• [Problem]: Each entry below should be reproduced character for character.

== Supplied entries ==

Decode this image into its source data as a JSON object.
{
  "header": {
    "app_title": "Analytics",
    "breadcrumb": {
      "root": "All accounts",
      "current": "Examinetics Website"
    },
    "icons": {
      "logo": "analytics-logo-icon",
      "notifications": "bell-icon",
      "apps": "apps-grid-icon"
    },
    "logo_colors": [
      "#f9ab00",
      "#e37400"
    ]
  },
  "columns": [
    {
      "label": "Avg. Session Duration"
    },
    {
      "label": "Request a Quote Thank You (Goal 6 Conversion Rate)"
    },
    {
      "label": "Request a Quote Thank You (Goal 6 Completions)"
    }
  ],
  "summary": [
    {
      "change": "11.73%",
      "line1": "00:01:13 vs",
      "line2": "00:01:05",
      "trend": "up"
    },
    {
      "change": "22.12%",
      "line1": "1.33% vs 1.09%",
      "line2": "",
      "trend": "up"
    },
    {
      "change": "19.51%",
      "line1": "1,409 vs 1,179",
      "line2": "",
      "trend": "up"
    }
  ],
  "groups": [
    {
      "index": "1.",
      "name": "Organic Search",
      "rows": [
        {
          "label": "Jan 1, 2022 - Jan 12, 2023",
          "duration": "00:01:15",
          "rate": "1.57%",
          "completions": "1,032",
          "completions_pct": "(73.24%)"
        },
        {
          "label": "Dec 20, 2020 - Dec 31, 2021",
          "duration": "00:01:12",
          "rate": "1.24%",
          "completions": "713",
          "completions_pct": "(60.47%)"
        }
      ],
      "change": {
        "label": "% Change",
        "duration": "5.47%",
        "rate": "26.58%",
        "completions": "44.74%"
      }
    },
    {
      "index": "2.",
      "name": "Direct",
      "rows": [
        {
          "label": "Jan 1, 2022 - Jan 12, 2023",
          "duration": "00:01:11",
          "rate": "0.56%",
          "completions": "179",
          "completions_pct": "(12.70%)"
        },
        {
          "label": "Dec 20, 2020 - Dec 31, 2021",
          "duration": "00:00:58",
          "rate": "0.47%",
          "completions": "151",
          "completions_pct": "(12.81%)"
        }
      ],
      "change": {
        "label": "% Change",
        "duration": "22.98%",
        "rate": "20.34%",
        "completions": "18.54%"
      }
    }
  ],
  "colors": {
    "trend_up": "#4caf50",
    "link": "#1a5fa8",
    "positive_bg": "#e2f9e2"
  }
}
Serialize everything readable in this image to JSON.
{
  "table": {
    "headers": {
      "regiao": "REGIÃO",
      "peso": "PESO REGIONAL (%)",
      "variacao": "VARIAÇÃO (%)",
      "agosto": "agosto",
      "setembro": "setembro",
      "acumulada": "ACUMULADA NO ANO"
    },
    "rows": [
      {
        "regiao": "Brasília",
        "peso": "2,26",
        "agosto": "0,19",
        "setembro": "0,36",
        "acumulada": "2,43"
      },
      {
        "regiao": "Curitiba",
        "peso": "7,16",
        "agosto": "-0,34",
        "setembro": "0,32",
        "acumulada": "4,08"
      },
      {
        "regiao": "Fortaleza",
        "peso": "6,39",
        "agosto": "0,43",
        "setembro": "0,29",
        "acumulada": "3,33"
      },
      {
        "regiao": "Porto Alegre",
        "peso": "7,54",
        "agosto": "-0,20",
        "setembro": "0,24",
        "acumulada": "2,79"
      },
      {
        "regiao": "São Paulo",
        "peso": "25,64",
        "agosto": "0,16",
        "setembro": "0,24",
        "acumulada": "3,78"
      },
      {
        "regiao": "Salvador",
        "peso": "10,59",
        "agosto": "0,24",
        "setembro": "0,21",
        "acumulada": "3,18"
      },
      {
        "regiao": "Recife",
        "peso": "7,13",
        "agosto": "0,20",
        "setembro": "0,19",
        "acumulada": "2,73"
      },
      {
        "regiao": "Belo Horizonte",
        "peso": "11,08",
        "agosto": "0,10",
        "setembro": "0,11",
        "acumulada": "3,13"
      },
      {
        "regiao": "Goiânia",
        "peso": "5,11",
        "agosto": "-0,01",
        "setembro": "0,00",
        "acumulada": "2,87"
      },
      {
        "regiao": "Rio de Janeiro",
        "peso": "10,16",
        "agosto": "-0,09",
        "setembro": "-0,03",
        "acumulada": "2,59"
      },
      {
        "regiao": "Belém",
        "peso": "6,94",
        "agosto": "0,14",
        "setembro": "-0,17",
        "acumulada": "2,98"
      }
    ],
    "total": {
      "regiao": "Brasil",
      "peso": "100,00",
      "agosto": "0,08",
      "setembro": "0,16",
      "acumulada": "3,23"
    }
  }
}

===

• [Final result]:
Decode this image into its source data as a JSON object.
{
  "header": {
    "app_title": "Analytics",
    "breadcrumb": {
      "root": "All accounts",
      "current": "Examinetics Website"
    },
    "icons": {
      "logo": "analytics-logo-icon",
      "notifications": "bell-icon",
      "apps": "apps-grid-icon"
    },
    "logo_colors": [
      "#f9ab00",
      "#e37400"
    ]
  },
  "columns": [
    {
      "label": "Avg. Session Duration"
    },
    {
      "label": "Request a Quote Thank You (Goal 6 Conversion Rate)"
    },
    {
      "label": "Request a Quote Thank You (Goal 6 Completions)"
    }
  ],
  "summary": [
    {
      "change": "11.73%",
      "line1": "00:01:13 vs",
      "line2": "00:01:05",
      "trend": "up"
    },
    {
      "change": "22.12%",
      "line1": "1.33% vs 1.09%",
      "line2": "",
      "trend": "up"
    },
    {
      "change": "19.51%",
      "line1": "1,409 vs 1,179",
      "line2": "",
      "trend": "up"
    }
  ],
  "groups": [
    {
      "index": "1.",
      "name": "Organic Search",
      "rows": [
        {
          "label": "Jan 1, 2022 - Jan 12, 2023",
          "duration": "00:01:15",
          "rate": "1.57%",
          "completions": "1,032",
          "completions_pct": "(73.24%)"
        },
        {
          "label": "Dec 20, 2020 - Dec 31, 2021",
          "duration": "00:01:12",
          "rate": "1.24%",
          "completions": "713",
          "completions_pct": "(60.47%)"
        }
      ],
      "change": {
        "label": "% Change",
        "duration": "5.47%",
        "rate": "26.58%",
        "completions": "44.74%"
      }
    },
    {
      "index": "2.",
      "name": "Direct",
      "rows": [
        {
          "label": "Jan 1, 2022 - Jan 12, 2023",
          "duration": "00:01:11",
          "rate": "0.56%",
          "completions": "179",
          "completions_pct": "(12.70%)"
        },
        {
          "label": "Dec 20, 2020 - Dec 31, 2021",
          "duration": "00:00:58",
          "rate": "0.47%",
          "completions": "151",
          "completions_pct": "(12.81%)"
        }
      ],
      "change": {
        "label": "% Change",
        "duration": "22.98%",
        "rate": "20.34%",
        "completions": "18.54%"
      }
    }
  ],
  "colors": {
    "trend_up": "#4caf50",
    "link": "#1a5fa8",
    "positive_bg": "#e2f9e2"
  }
}
Serialize everything readable in this image to JSON.
{
  "table": {
    "headers": {
      "regiao": "REGIÃO",
      "peso": "PESO REGIONAL (%)",
      "variacao": "VARIAÇÃO (%)",
      "agosto": "agosto",
      "setembro": "setembro",
      "acumulada": "ACUMULADA NO ANO"
    },
    "rows": [
      {
        "regiao": "Brasília",
        "peso": "2,26",
        "agosto": "0,19",
        "setembro": "0,36",
        "acumulada": "2,43"
      },
      {
        "regiao": "Curitiba",
        "peso": "7,16",
        "agosto": "-0,34",
        "setembro": "0,32",
        "acumulada": "4,08"
      },
      {
        "regiao": "Fortaleza",
        "peso": "6,39",
        "agosto": "0,43",
        "setembro": "0,29",
        "acumulada": "3,33"
      },
      {
        "regiao": "Porto Alegre",
        "peso": "7,54",
        "agosto": "-0,20",
        "setembro": "0,24",
        "acumulada": "2,79"
      },
      {
        "regiao": "São Paulo",
        "peso": "25,64",
        "agosto": "0,16",
        "setembro": "0,24",
        "acumulada": "3,78"
      },
      {
        "regiao": "Salvador",
        "peso": "10,59",
        "agosto": "0,24",
        "setembro": "0,21",
        "acumulada": "3,18"
      },
      {
        "regiao": "Recife",
        "peso": "7,13",
        "agosto": "0,20",
        "setembro": "0,19",
        "acumulada": "2,73"
      },
      {
        "regiao": "Belo Horizonte",
        "peso": "11,08",
        "agosto": "0,10",
        "setembro": "0,11",
        "acumulada": "3,13"
      },
      {
        "regiao": "Goiânia",
        "peso": "5,11",
        "agosto": "-0,01",
        "setembro": "0,00",
        "acumulada": "2,87"
      },
      {
        "regiao": "Rio de Janeiro",
        "peso": "10,16",
        "agosto": "-0,09",
        "setembro": "-0,03",
        "acumulada": "2,59"
      },
      {
        "regiao": "Belém",
        "peso": "6,94",
        "agosto": "0,14",
        "setembro": "-0,17",
        "acumulada": "2,98"
      }
    ],
    "total": {
      "regiao": "Brasil",
      "peso": "100,00",
      "agosto": "0,08",
      "setembro": "0,16",
      "acumulada": "3,23"
    }
  }
}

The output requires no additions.